EXERCISE AIM
Repeat the listing word for word. No pictures belong in the copy.
━━━━━━━━━━
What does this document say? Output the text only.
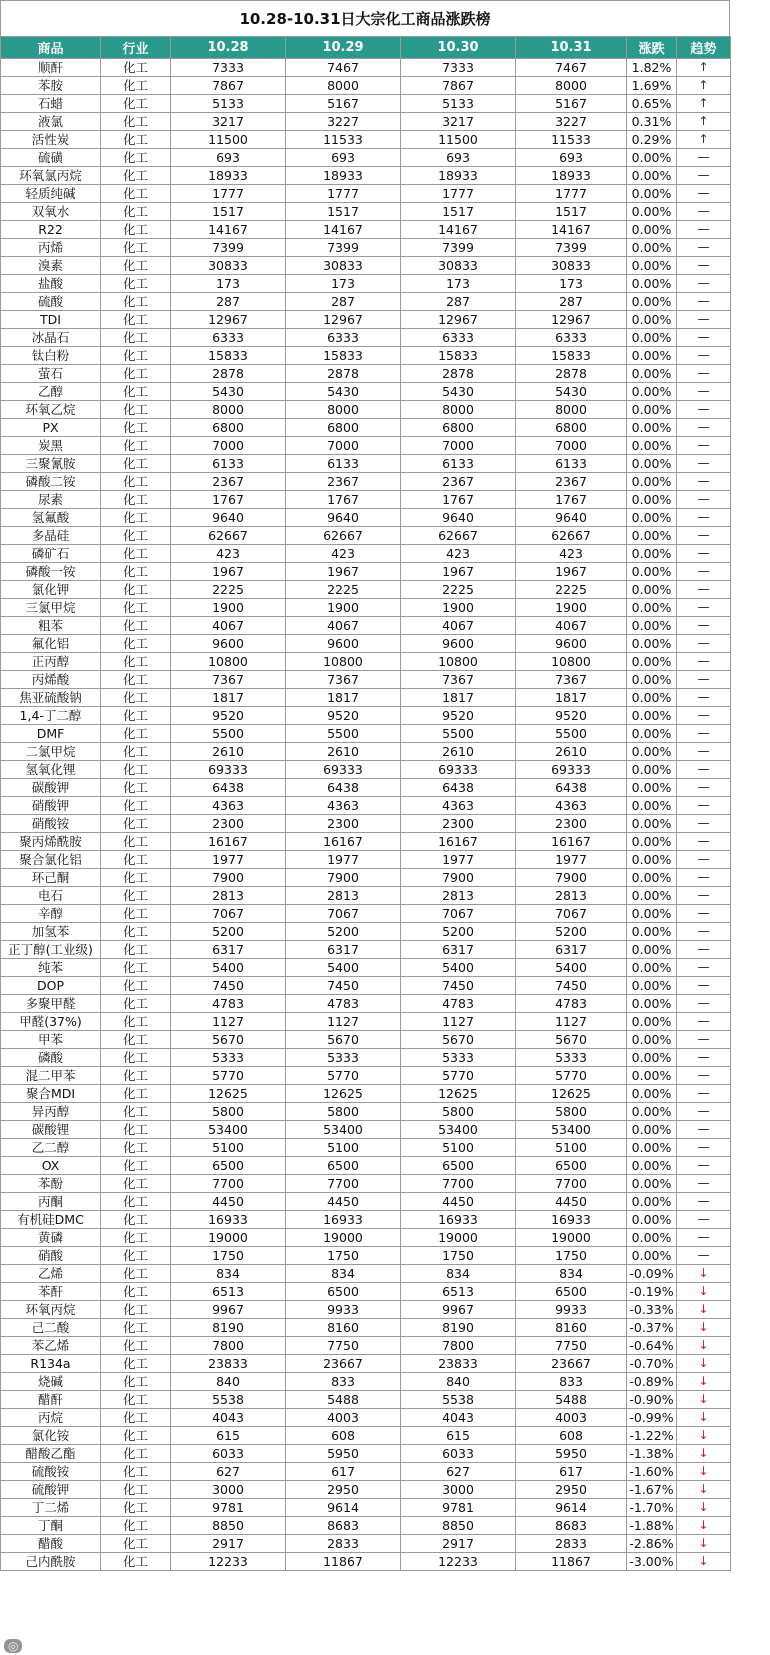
10.28-10.31日大宗化工商品涨跌榜
商品	行业	10.28	10.29	10.30	10.31	涨跌	趋势
顺酐	化工	7333	7467	7333	7467	1.82%	↑
苯胺	化工	7867	8000	7867	8000	1.69%	↑
石蜡	化工	5133	5167	5133	5167	0.65%	↑
液氯	化工	3217	3227	3217	3227	0.31%	↑
活性炭	化工	11500	11533	11500	11533	0.29%	↑
硫磺	化工	693	693	693	693	0.00%	—
环氧氯丙烷	化工	18933	18933	18933	18933	0.00%	—
轻质纯碱	化工	1777	1777	1777	1777	0.00%	—
双氧水	化工	1517	1517	1517	1517	0.00%	—
R22	化工	14167	14167	14167	14167	0.00%	—
丙烯	化工	7399	7399	7399	7399	0.00%	—
溴素	化工	30833	30833	30833	30833	0.00%	—
盐酸	化工	173	173	173	173	0.00%	—
硫酸	化工	287	287	287	287	0.00%	—
TDI	化工	12967	12967	12967	12967	0.00%	—
冰晶石	化工	6333	6333	6333	6333	0.00%	—
钛白粉	化工	15833	15833	15833	15833	0.00%	—
萤石	化工	2878	2878	2878	2878	0.00%	—
乙醇	化工	5430	5430	5430	5430	0.00%	—
环氧乙烷	化工	8000	8000	8000	8000	0.00%	—
PX	化工	6800	6800	6800	6800	0.00%	—
炭黑	化工	7000	7000	7000	7000	0.00%	—
三聚氰胺	化工	6133	6133	6133	6133	0.00%	—
磷酸二铵	化工	2367	2367	2367	2367	0.00%	—
尿素	化工	1767	1767	1767	1767	0.00%	—
氢氟酸	化工	9640	9640	9640	9640	0.00%	—
多晶硅	化工	62667	62667	62667	62667	0.00%	—
磷矿石	化工	423	423	423	423	0.00%	—
磷酸一铵	化工	1967	1967	1967	1967	0.00%	—
氯化钾	化工	2225	2225	2225	2225	0.00%	—
三氯甲烷	化工	1900	1900	1900	1900	0.00%	—
粗苯	化工	4067	4067	4067	4067	0.00%	—
氟化铝	化工	9600	9600	9600	9600	0.00%	—
正丙醇	化工	10800	10800	10800	10800	0.00%	—
丙烯酸	化工	7367	7367	7367	7367	0.00%	—
焦亚硫酸钠	化工	1817	1817	1817	1817	0.00%	—
1,4-丁二醇	化工	9520	9520	9520	9520	0.00%	—
DMF	化工	5500	5500	5500	5500	0.00%	—
二氯甲烷	化工	2610	2610	2610	2610	0.00%	—
氢氧化锂	化工	69333	69333	69333	69333	0.00%	—
碳酸钾	化工	6438	6438	6438	6438	0.00%	—
硝酸钾	化工	4363	4363	4363	4363	0.00%	—
硝酸铵	化工	2300	2300	2300	2300	0.00%	—
聚丙烯酰胺	化工	16167	16167	16167	16167	0.00%	—
聚合氯化铝	化工	1977	1977	1977	1977	0.00%	—
环己酮	化工	7900	7900	7900	7900	0.00%	—
电石	化工	2813	2813	2813	2813	0.00%	—
辛醇	化工	7067	7067	7067	7067	0.00%	—
加氢苯	化工	5200	5200	5200	5200	0.00%	—
正丁醇(工业级)	化工	6317	6317	6317	6317	0.00%	—
纯苯	化工	5400	5400	5400	5400	0.00%	—
DOP	化工	7450	7450	7450	7450	0.00%	—
多聚甲醛	化工	4783	4783	4783	4783	0.00%	—
甲醛(37%)	化工	1127	1127	1127	1127	0.00%	—
甲苯	化工	5670	5670	5670	5670	0.00%	—
磷酸	化工	5333	5333	5333	5333	0.00%	—
混二甲苯	化工	5770	5770	5770	5770	0.00%	—
聚合MDI	化工	12625	12625	12625	12625	0.00%	—
异丙醇	化工	5800	5800	5800	5800	0.00%	—
碳酸锂	化工	53400	53400	53400	53400	0.00%	—
乙二醇	化工	5100	5100	5100	5100	0.00%	—
OX	化工	6500	6500	6500	6500	0.00%	—
苯酚	化工	7700	7700	7700	7700	0.00%	—
丙酮	化工	4450	4450	4450	4450	0.00%	—
有机硅DMC	化工	16933	16933	16933	16933	0.00%	—
黄磷	化工	19000	19000	19000	19000	0.00%	—
硝酸	化工	1750	1750	1750	1750	0.00%	—
乙烯	化工	834	834	834	834	-0.09%	↓
苯酐	化工	6513	6500	6513	6500	-0.19%	↓
环氧丙烷	化工	9967	9933	9967	9933	-0.33%	↓
己二酸	化工	8190	8160	8190	8160	-0.37%	↓
苯乙烯	化工	7800	7750	7800	7750	-0.64%	↓
R134a	化工	23833	23667	23833	23667	-0.70%	↓
烧碱	化工	840	833	840	833	-0.89%	↓
醋酐	化工	5538	5488	5538	5488	-0.90%	↓
丙烷	化工	4043	4003	4043	4003	-0.99%	↓
氯化铵	化工	615	608	615	608	-1.22%	↓
醋酸乙酯	化工	6033	5950	6033	5950	-1.38%	↓
硫酸铵	化工	627	617	627	617	-1.60%	↓
硫酸钾	化工	3000	2950	3000	2950	-1.67%	↓
丁二烯	化工	9781	9614	9781	9614	-1.70%	↓
丁酮	化工	8850	8683	8850	8683	-1.88%	↓
醋酸	化工	2917	2833	2917	2833	-2.86%	↓
己内酰胺	化工	12233	11867	12233	11867	-3.00%	↓
◎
━━━━━━━━━━
SOLUTION FOR THIS EXERCISE
What does this document say? Output the text only.
10.28-10.31日大宗化工商品涨跌榜
商品	行业	10.28	10.29	10.30	10.31	涨跌	趋势
顺酐	化工	7333	7467	7333	7467	1.82%	↑
苯胺	化工	7867	8000	7867	8000	1.69%	↑
石蜡	化工	5133	5167	5133	5167	0.65%	↑
液氯	化工	3217	3227	3217	3227	0.31%	↑
活性炭	化工	11500	11533	11500	11533	0.29%	↑
硫磺	化工	693	693	693	693	0.00%	—
环氧氯丙烷	化工	18933	18933	18933	18933	0.00%	—
轻质纯碱	化工	1777	1777	1777	1777	0.00%	—
双氧水	化工	1517	1517	1517	1517	0.00%	—
R22	化工	14167	14167	14167	14167	0.00%	—
丙烯	化工	7399	7399	7399	7399	0.00%	—
溴素	化工	30833	30833	30833	30833	0.00%	—
盐酸	化工	173	173	173	173	0.00%	—
硫酸	化工	287	287	287	287	0.00%	—
TDI	化工	12967	12967	12967	12967	0.00%	—
冰晶石	化工	6333	6333	6333	6333	0.00%	—
钛白粉	化工	15833	15833	15833	15833	0.00%	—
萤石	化工	2878	2878	2878	2878	0.00%	—
乙醇	化工	5430	5430	5430	5430	0.00%	—
环氧乙烷	化工	8000	8000	8000	8000	0.00%	—
PX	化工	6800	6800	6800	6800	0.00%	—
炭黑	化工	7000	7000	7000	7000	0.00%	—
三聚氰胺	化工	6133	6133	6133	6133	0.00%	—
磷酸二铵	化工	2367	2367	2367	2367	0.00%	—
尿素	化工	1767	1767	1767	1767	0.00%	—
氢氟酸	化工	9640	9640	9640	9640	0.00%	—
多晶硅	化工	62667	62667	62667	62667	0.00%	—
磷矿石	化工	423	423	423	423	0.00%	—
磷酸一铵	化工	1967	1967	1967	1967	0.00%	—
氯化钾	化工	2225	2225	2225	2225	0.00%	—
三氯甲烷	化工	1900	1900	1900	1900	0.00%	—
粗苯	化工	4067	4067	4067	4067	0.00%	—
氟化铝	化工	9600	9600	9600	9600	0.00%	—
正丙醇	化工	10800	10800	10800	10800	0.00%	—
丙烯酸	化工	7367	7367	7367	7367	0.00%	—
焦亚硫酸钠	化工	1817	1817	1817	1817	0.00%	—
1,4-丁二醇	化工	9520	9520	9520	9520	0.00%	—
DMF	化工	5500	5500	5500	5500	0.00%	—
二氯甲烷	化工	2610	2610	2610	2610	0.00%	—
氢氧化锂	化工	69333	69333	69333	69333	0.00%	—
碳酸钾	化工	6438	6438	6438	6438	0.00%	—
硝酸钾	化工	4363	4363	4363	4363	0.00%	—
硝酸铵	化工	2300	2300	2300	2300	0.00%	—
聚丙烯酰胺	化工	16167	16167	16167	16167	0.00%	—
聚合氯化铝	化工	1977	1977	1977	1977	0.00%	—
环己酮	化工	7900	7900	7900	7900	0.00%	—
电石	化工	2813	2813	2813	2813	0.00%	—
辛醇	化工	7067	7067	7067	7067	0.00%	—
加氢苯	化工	5200	5200	5200	5200	0.00%	—
正丁醇(工业级)	化工	6317	6317	6317	6317	0.00%	—
纯苯	化工	5400	5400	5400	5400	0.00%	—
DOP	化工	7450	7450	7450	7450	0.00%	—
多聚甲醛	化工	4783	4783	4783	4783	0.00%	—
甲醛(37%)	化工	1127	1127	1127	1127	0.00%	—
甲苯	化工	5670	5670	5670	5670	0.00%	—
磷酸	化工	5333	5333	5333	5333	0.00%	—
混二甲苯	化工	5770	5770	5770	5770	0.00%	—
聚合MDI	化工	12625	12625	12625	12625	0.00%	—
异丙醇	化工	5800	5800	5800	5800	0.00%	—
碳酸锂	化工	53400	53400	53400	53400	0.00%	—
乙二醇	化工	5100	5100	5100	5100	0.00%	—
OX	化工	6500	6500	6500	6500	0.00%	—
苯酚	化工	7700	7700	7700	7700	0.00%	—
丙酮	化工	4450	4450	4450	4450	0.00%	—
有机硅DMC	化工	16933	16933	16933	16933	0.00%	—
黄磷	化工	19000	19000	19000	19000	0.00%	—
硝酸	化工	1750	1750	1750	1750	0.00%	—
乙烯	化工	834	834	834	834	-0.09%	↓
苯酐	化工	6513	6500	6513	6500	-0.19%	↓
环氧丙烷	化工	9967	9933	9967	9933	-0.33%	↓
己二酸	化工	8190	8160	8190	8160	-0.37%	↓
苯乙烯	化工	7800	7750	7800	7750	-0.64%	↓
R134a	化工	23833	23667	23833	23667	-0.70%	↓
烧碱	化工	840	833	840	833	-0.89%	↓
醋酐	化工	5538	5488	5538	5488	-0.90%	↓
丙烷	化工	4043	4003	4043	4003	-0.99%	↓
氯化铵	化工	615	608	615	608	-1.22%	↓
醋酸乙酯	化工	6033	5950	6033	5950	-1.38%	↓
硫酸铵	化工	627	617	627	617	-1.60%	↓
硫酸钾	化工	3000	2950	3000	2950	-1.67%	↓
丁二烯	化工	9781	9614	9781	9614	-1.70%	↓
丁酮	化工	8850	8683	8850	8683	-1.88%	↓
醋酸	化工	2917	2833	2917	2833	-2.86%	↓
己内酰胺	化工	12233	11867	12233	11867	-3.00%	↓
◎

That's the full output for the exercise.